Task to complete:
Without the pictures, return all of the material exactly as written.

## BEGIN Supplied data

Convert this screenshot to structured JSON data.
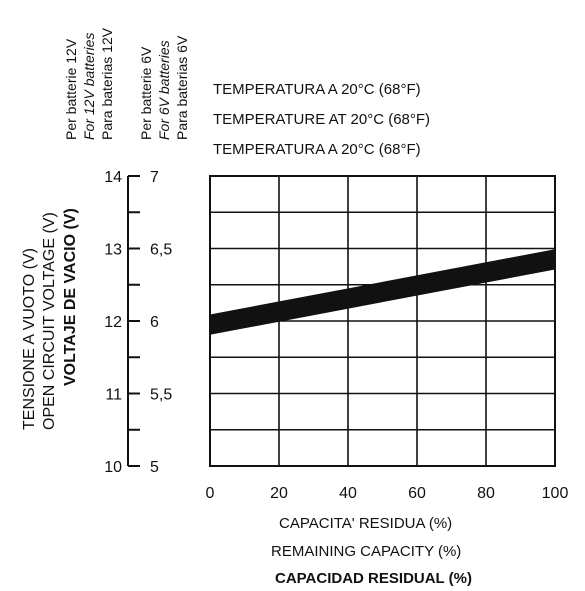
{
  "chart_data": {
    "type": "line",
    "temperature_lines": [
      "TEMPERATURA A 20°C (68°F)",
      "TEMPERATURE AT 20°C (68°F)",
      "TEMPERATURA A 20°C (68°F)"
    ],
    "battery_labels": {
      "v12": [
        "Per batterie 12V",
        "For 12V batteries",
        "Para baterias 12V"
      ],
      "v6": [
        "Per batterie 6V",
        "For 6V batteries",
        "Para baterias 6V"
      ]
    },
    "ylabel": [
      "TENSIONE A  VUOTO (V)",
      "OPEN CIRCUIT VOLTAGE (V)",
      "VOLTAJE DE VACIO (V)"
    ],
    "xlabel": [
      "CAPACITA' RESIDUA (%)",
      "REMAINING CAPACITY (%)",
      "CAPACIDAD RESIDUAL (%)"
    ],
    "xlim": [
      0,
      100
    ],
    "ylim": [
      10,
      14
    ],
    "x_ticks": [
      "0",
      "20",
      "40",
      "60",
      "80",
      "100"
    ],
    "y_ticks_12v": [
      "10",
      "11",
      "12",
      "13",
      "14"
    ],
    "y_ticks_6v": [
      "5",
      "5,5",
      "6",
      "6,5",
      "7"
    ],
    "grid": true,
    "series": [
      {
        "x": [
          0,
          100
        ],
        "y": [
          11.95,
          12.85
        ]
      }
    ]
  }
}
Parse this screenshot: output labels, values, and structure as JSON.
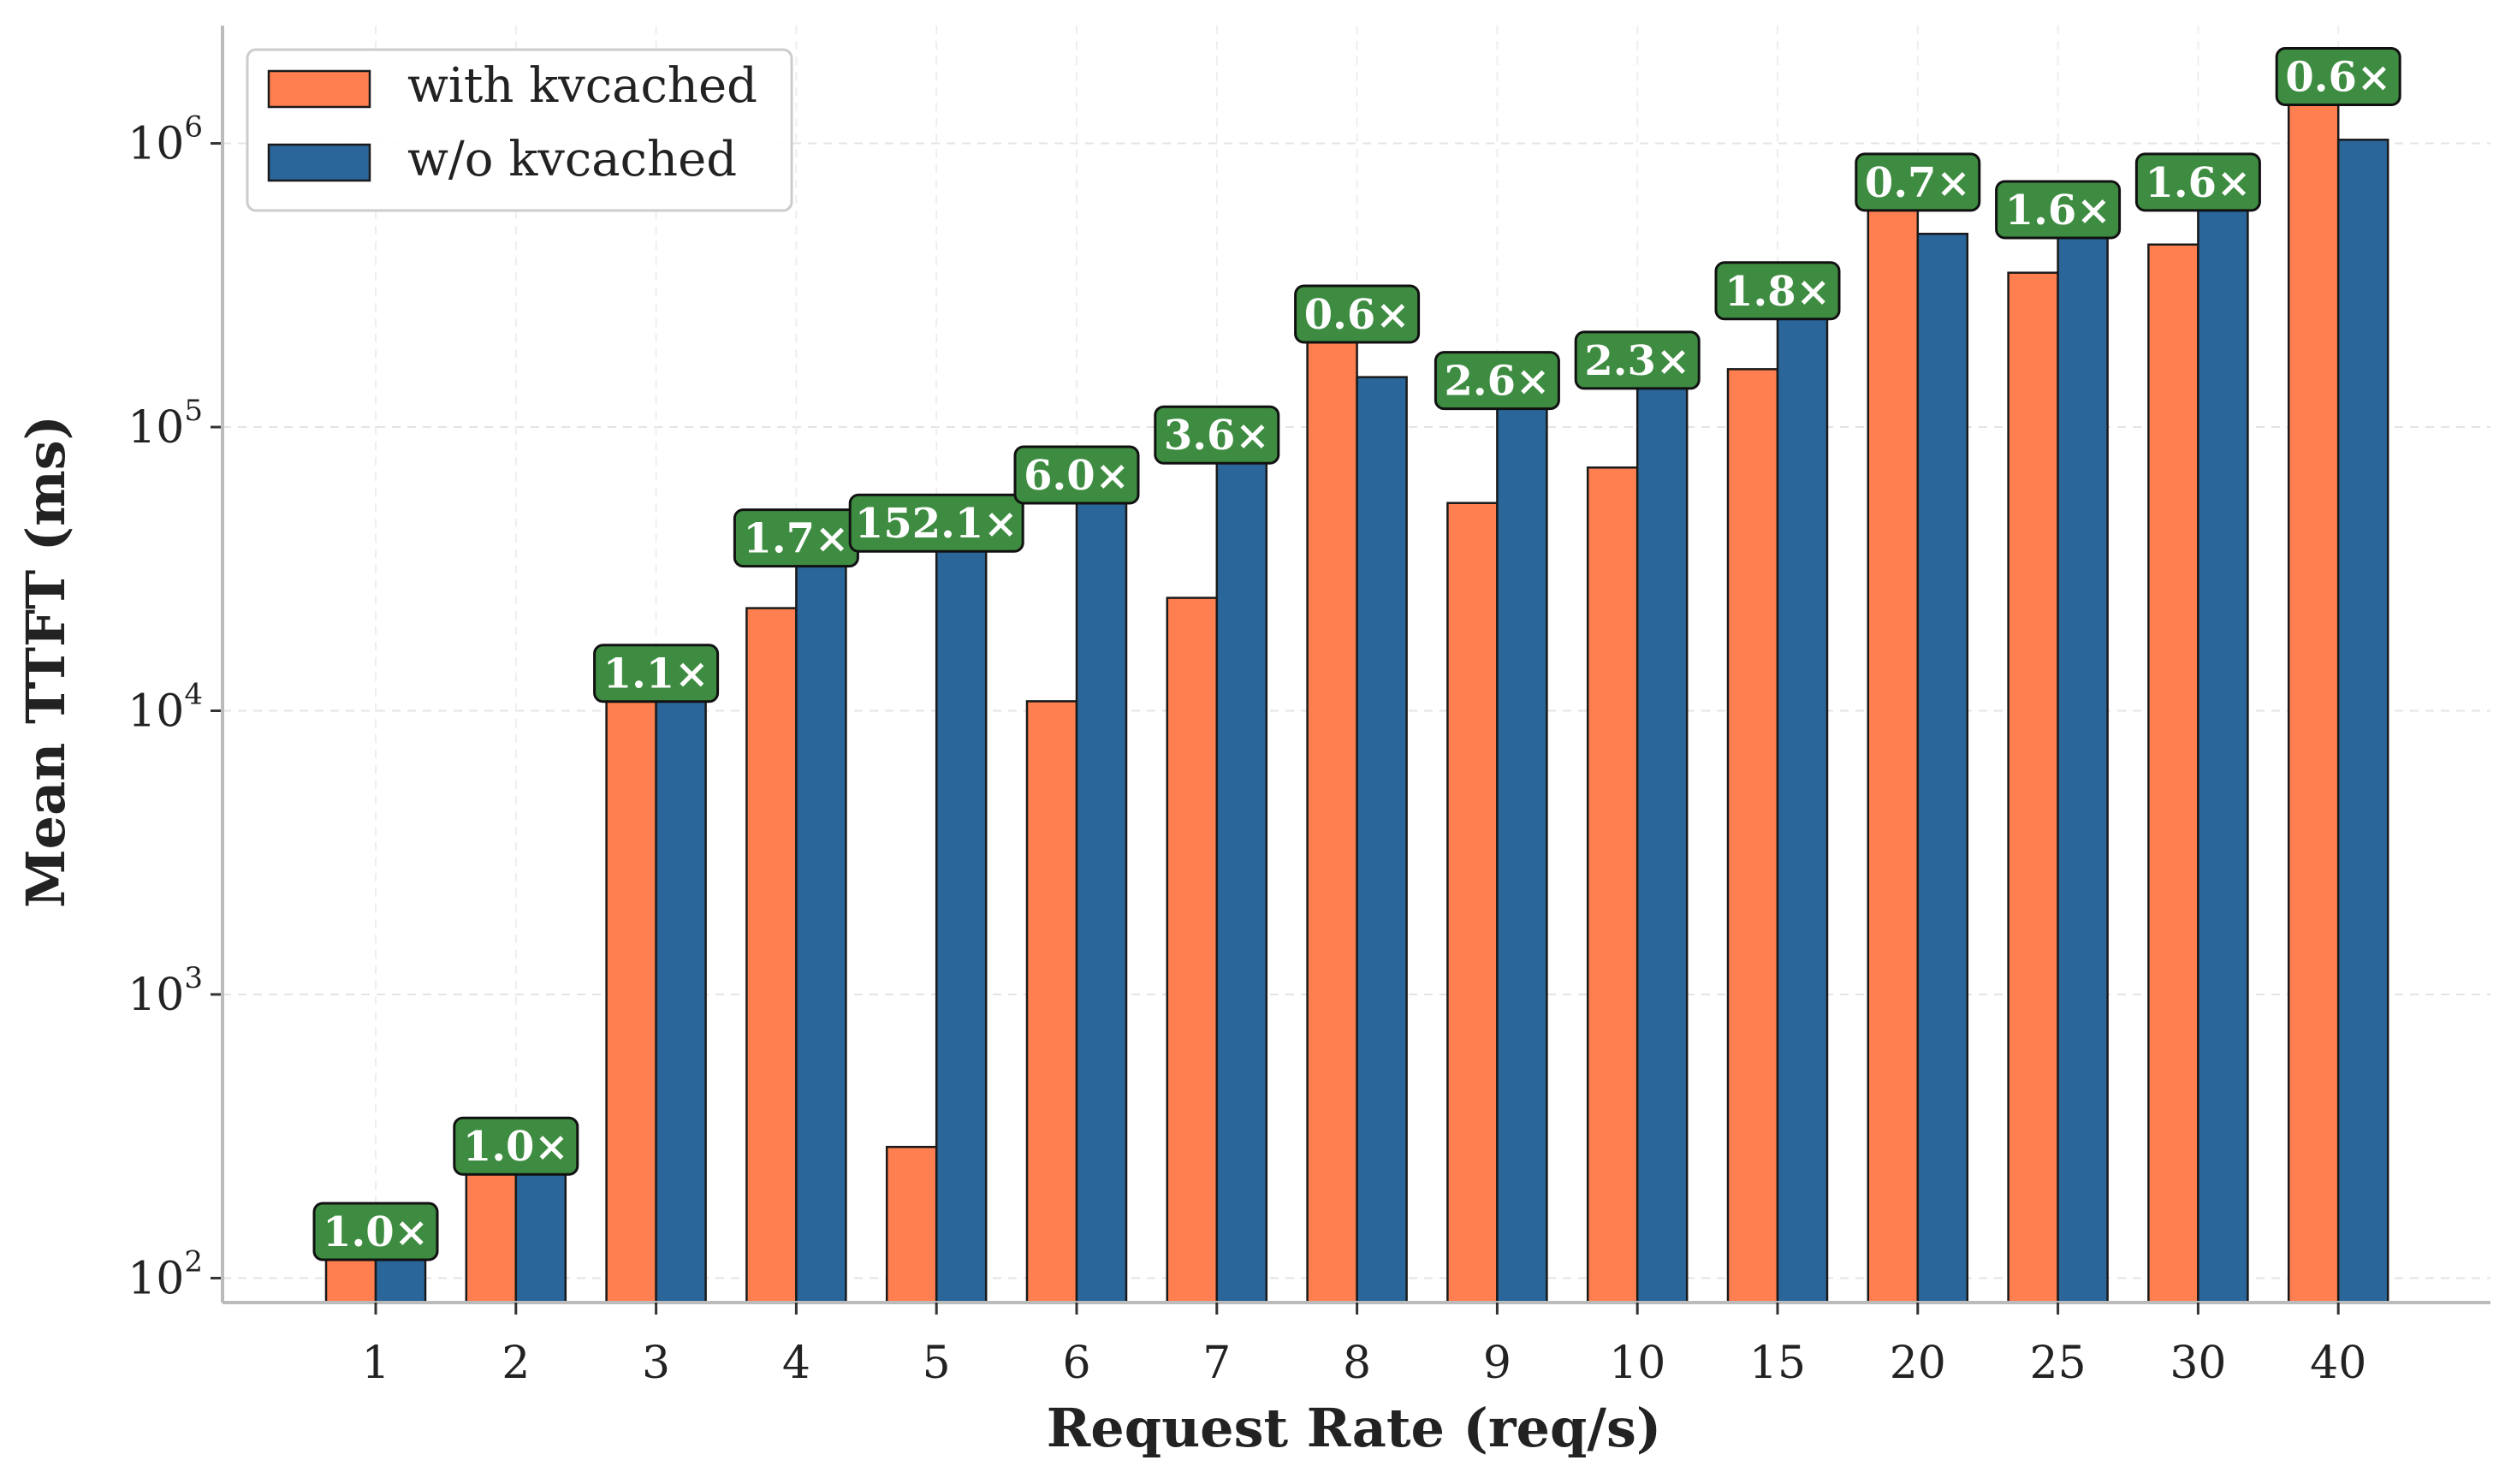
{
  "chart_data": {
    "type": "bar",
    "categories": [
      "1",
      "2",
      "3",
      "4",
      "5",
      "6",
      "7",
      "8",
      "9",
      "10",
      "15",
      "20",
      "25",
      "30",
      "40"
    ],
    "series": [
      {
        "name": "with kvcached",
        "color": "#ff7f50",
        "values": [
          140,
          280,
          11800,
          23000,
          290,
          10800,
          25000,
          240000,
          54000,
          72000,
          160000,
          700000,
          350000,
          440000,
          1650000
        ]
      },
      {
        "name": "w/o kvcached",
        "color": "#2a6699",
        "values": [
          140,
          280,
          13000,
          39000,
          44000,
          65000,
          90000,
          150000,
          140000,
          165000,
          290000,
          480000,
          560000,
          700000,
          1030000
        ]
      }
    ],
    "annotations": [
      "1.0×",
      "1.0×",
      "1.1×",
      "1.7×",
      "152.1×",
      "6.0×",
      "3.6×",
      "0.6×",
      "2.6×",
      "2.3×",
      "1.8×",
      "0.7×",
      "1.6×",
      "1.6×",
      "0.6×"
    ],
    "annotation_color": "#3e8c41",
    "xlabel": "Request Rate (req/s)",
    "ylabel": "Mean TTFT (ms)",
    "yscale": "log",
    "ylim": [
      82,
      2600000
    ],
    "yticks": [
      {
        "base": "10",
        "exp": "2"
      },
      {
        "base": "10",
        "exp": "3"
      },
      {
        "base": "10",
        "exp": "4"
      },
      {
        "base": "10",
        "exp": "5"
      },
      {
        "base": "10",
        "exp": "6"
      }
    ],
    "grid": true,
    "legend_position": "top-left"
  }
}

## END Supplied data

Written solution:
Convert this screenshot to structured JSON data.
{
  "chart_data": {
    "type": "line",
    "temperature_lines": [
      "TEMPERATURA A 20°C (68°F)",
      "TEMPERATURE AT 20°C (68°F)",
      "TEMPERATURA A 20°C (68°F)"
    ],
    "battery_labels": {
      "v12": [
        "Per batterie 12V",
        "For 12V batteries",
        "Para baterias 12V"
      ],
      "v6": [
        "Per batterie 6V",
        "For 6V batteries",
        "Para baterias 6V"
      ]
    },
    "ylabel": [
      "TENSIONE A  VUOTO (V)",
      "OPEN CIRCUIT VOLTAGE (V)",
      "VOLTAJE DE VACIO (V)"
    ],
    "xlabel": [
      "CAPACITA' RESIDUA (%)",
      "REMAINING CAPACITY (%)",
      "CAPACIDAD RESIDUAL (%)"
    ],
    "xlim": [
      0,
      100
    ],
    "ylim": [
      10,
      14
    ],
    "x_ticks": [
      "0",
      "20",
      "40",
      "60",
      "80",
      "100"
    ],
    "y_ticks_12v": [
      "10",
      "11",
      "12",
      "13",
      "14"
    ],
    "y_ticks_6v": [
      "5",
      "5,5",
      "6",
      "6,5",
      "7"
    ],
    "grid": true,
    "series": [
      {
        "x": [
          0,
          100
        ],
        "y": [
          11.95,
          12.85
        ]
      }
    ]
  }
}
Parse this screenshot: output labels, values, and structure as JSON.
{
  "chart_data": {
    "type": "bar",
    "categories": [
      "1",
      "2",
      "3",
      "4",
      "5",
      "6",
      "7",
      "8",
      "9",
      "10",
      "15",
      "20",
      "25",
      "30",
      "40"
    ],
    "series": [
      {
        "name": "with kvcached",
        "color": "#ff7f50",
        "values": [
          140,
          280,
          11800,
          23000,
          290,
          10800,
          25000,
          240000,
          54000,
          72000,
          160000,
          700000,
          350000,
          440000,
          1650000
        ]
      },
      {
        "name": "w/o kvcached",
        "color": "#2a6699",
        "values": [
          140,
          280,
          13000,
          39000,
          44000,
          65000,
          90000,
          150000,
          140000,
          165000,
          290000,
          480000,
          560000,
          700000,
          1030000
        ]
      }
    ],
    "annotations": [
      "1.0×",
      "1.0×",
      "1.1×",
      "1.7×",
      "152.1×",
      "6.0×",
      "3.6×",
      "0.6×",
      "2.6×",
      "2.3×",
      "1.8×",
      "0.7×",
      "1.6×",
      "1.6×",
      "0.6×"
    ],
    "annotation_color": "#3e8c41",
    "xlabel": "Request Rate (req/s)",
    "ylabel": "Mean TTFT (ms)",
    "yscale": "log",
    "ylim": [
      82,
      2600000
    ],
    "yticks": [
      {
        "base": "10",
        "exp": "2"
      },
      {
        "base": "10",
        "exp": "3"
      },
      {
        "base": "10",
        "exp": "4"
      },
      {
        "base": "10",
        "exp": "5"
      },
      {
        "base": "10",
        "exp": "6"
      }
    ],
    "grid": true,
    "legend_position": "top-left"
  }
}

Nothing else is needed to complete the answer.